**Records for processing**
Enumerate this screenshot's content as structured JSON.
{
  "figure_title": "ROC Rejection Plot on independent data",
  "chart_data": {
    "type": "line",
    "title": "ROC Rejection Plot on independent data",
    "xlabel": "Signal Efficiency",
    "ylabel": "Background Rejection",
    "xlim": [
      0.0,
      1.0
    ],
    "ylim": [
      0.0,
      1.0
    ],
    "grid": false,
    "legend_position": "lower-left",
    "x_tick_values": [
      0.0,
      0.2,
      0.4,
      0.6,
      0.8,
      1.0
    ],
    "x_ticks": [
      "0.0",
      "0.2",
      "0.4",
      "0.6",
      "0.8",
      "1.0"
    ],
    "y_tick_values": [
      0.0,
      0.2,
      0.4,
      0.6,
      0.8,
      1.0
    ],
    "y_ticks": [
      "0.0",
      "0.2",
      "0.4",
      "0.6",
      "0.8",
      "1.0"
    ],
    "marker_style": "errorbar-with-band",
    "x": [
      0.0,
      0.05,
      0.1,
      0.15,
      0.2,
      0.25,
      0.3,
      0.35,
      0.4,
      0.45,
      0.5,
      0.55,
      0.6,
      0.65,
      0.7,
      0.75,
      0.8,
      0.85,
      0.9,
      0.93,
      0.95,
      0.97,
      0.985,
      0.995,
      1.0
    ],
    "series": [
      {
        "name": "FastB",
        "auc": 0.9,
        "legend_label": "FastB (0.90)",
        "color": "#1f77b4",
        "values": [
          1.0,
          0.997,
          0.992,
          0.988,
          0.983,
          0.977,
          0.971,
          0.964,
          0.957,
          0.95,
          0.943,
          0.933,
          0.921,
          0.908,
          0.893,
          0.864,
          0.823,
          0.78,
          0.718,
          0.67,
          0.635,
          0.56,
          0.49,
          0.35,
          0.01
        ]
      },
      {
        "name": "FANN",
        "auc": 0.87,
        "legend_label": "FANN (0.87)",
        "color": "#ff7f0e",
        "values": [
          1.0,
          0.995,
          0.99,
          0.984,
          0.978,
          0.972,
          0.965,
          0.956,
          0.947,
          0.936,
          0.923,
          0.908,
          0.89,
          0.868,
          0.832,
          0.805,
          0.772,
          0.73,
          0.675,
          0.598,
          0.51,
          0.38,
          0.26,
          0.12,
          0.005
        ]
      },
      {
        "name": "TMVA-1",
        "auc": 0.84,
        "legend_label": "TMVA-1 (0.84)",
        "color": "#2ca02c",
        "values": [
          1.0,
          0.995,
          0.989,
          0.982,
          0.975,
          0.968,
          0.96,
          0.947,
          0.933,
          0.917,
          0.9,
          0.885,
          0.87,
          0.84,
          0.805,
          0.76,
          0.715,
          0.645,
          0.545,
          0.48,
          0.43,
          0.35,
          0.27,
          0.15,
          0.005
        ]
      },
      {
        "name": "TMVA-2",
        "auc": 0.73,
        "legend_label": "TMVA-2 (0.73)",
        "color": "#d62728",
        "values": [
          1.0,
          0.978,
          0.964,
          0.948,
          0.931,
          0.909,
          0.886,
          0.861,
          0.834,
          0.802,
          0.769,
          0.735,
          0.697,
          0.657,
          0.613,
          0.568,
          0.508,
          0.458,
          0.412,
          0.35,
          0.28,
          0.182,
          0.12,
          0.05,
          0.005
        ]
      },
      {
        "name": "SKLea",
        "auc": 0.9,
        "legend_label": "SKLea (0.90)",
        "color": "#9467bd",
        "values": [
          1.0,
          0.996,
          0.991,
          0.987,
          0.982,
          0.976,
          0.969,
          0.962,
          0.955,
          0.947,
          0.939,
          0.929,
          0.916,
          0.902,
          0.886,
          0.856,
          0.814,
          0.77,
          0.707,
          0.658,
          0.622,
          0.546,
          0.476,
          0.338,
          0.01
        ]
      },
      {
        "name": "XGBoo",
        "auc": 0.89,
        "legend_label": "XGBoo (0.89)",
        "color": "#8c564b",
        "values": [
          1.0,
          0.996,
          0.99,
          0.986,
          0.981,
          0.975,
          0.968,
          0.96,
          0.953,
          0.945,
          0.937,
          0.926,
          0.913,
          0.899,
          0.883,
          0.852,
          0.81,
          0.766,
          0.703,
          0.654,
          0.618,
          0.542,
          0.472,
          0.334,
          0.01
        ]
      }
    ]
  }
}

**Exercise prompt**
Repeat each entry word for word.

**Output below**
Enumerate this screenshot's content as structured JSON.
{
  "figure_title": "ROC Rejection Plot on independent data",
  "chart_data": {
    "type": "line",
    "title": "ROC Rejection Plot on independent data",
    "xlabel": "Signal Efficiency",
    "ylabel": "Background Rejection",
    "xlim": [
      0.0,
      1.0
    ],
    "ylim": [
      0.0,
      1.0
    ],
    "grid": false,
    "legend_position": "lower-left",
    "x_tick_values": [
      0.0,
      0.2,
      0.4,
      0.6,
      0.8,
      1.0
    ],
    "x_ticks": [
      "0.0",
      "0.2",
      "0.4",
      "0.6",
      "0.8",
      "1.0"
    ],
    "y_tick_values": [
      0.0,
      0.2,
      0.4,
      0.6,
      0.8,
      1.0
    ],
    "y_ticks": [
      "0.0",
      "0.2",
      "0.4",
      "0.6",
      "0.8",
      "1.0"
    ],
    "marker_style": "errorbar-with-band",
    "x": [
      0.0,
      0.05,
      0.1,
      0.15,
      0.2,
      0.25,
      0.3,
      0.35,
      0.4,
      0.45,
      0.5,
      0.55,
      0.6,
      0.65,
      0.7,
      0.75,
      0.8,
      0.85,
      0.9,
      0.93,
      0.95,
      0.97,
      0.985,
      0.995,
      1.0
    ],
    "series": [
      {
        "name": "FastB",
        "auc": 0.9,
        "legend_label": "FastB (0.90)",
        "color": "#1f77b4",
        "values": [
          1.0,
          0.997,
          0.992,
          0.988,
          0.983,
          0.977,
          0.971,
          0.964,
          0.957,
          0.95,
          0.943,
          0.933,
          0.921,
          0.908,
          0.893,
          0.864,
          0.823,
          0.78,
          0.718,
          0.67,
          0.635,
          0.56,
          0.49,
          0.35,
          0.01
        ]
      },
      {
        "name": "FANN",
        "auc": 0.87,
        "legend_label": "FANN (0.87)",
        "color": "#ff7f0e",
        "values": [
          1.0,
          0.995,
          0.99,
          0.984,
          0.978,
          0.972,
          0.965,
          0.956,
          0.947,
          0.936,
          0.923,
          0.908,
          0.89,
          0.868,
          0.832,
          0.805,
          0.772,
          0.73,
          0.675,
          0.598,
          0.51,
          0.38,
          0.26,
          0.12,
          0.005
        ]
      },
      {
        "name": "TMVA-1",
        "auc": 0.84,
        "legend_label": "TMVA-1 (0.84)",
        "color": "#2ca02c",
        "values": [
          1.0,
          0.995,
          0.989,
          0.982,
          0.975,
          0.968,
          0.96,
          0.947,
          0.933,
          0.917,
          0.9,
          0.885,
          0.87,
          0.84,
          0.805,
          0.76,
          0.715,
          0.645,
          0.545,
          0.48,
          0.43,
          0.35,
          0.27,
          0.15,
          0.005
        ]
      },
      {
        "name": "TMVA-2",
        "auc": 0.73,
        "legend_label": "TMVA-2 (0.73)",
        "color": "#d62728",
        "values": [
          1.0,
          0.978,
          0.964,
          0.948,
          0.931,
          0.909,
          0.886,
          0.861,
          0.834,
          0.802,
          0.769,
          0.735,
          0.697,
          0.657,
          0.613,
          0.568,
          0.508,
          0.458,
          0.412,
          0.35,
          0.28,
          0.182,
          0.12,
          0.05,
          0.005
        ]
      },
      {
        "name": "SKLea",
        "auc": 0.9,
        "legend_label": "SKLea (0.90)",
        "color": "#9467bd",
        "values": [
          1.0,
          0.996,
          0.991,
          0.987,
          0.982,
          0.976,
          0.969,
          0.962,
          0.955,
          0.947,
          0.939,
          0.929,
          0.916,
          0.902,
          0.886,
          0.856,
          0.814,
          0.77,
          0.707,
          0.658,
          0.622,
          0.546,
          0.476,
          0.338,
          0.01
        ]
      },
      {
        "name": "XGBoo",
        "auc": 0.89,
        "legend_label": "XGBoo (0.89)",
        "color": "#8c564b",
        "values": [
          1.0,
          0.996,
          0.99,
          0.986,
          0.981,
          0.975,
          0.968,
          0.96,
          0.953,
          0.945,
          0.937,
          0.926,
          0.913,
          0.899,
          0.883,
          0.852,
          0.81,
          0.766,
          0.703,
          0.654,
          0.618,
          0.542,
          0.472,
          0.334,
          0.01
        ]
      }
    ]
  }
}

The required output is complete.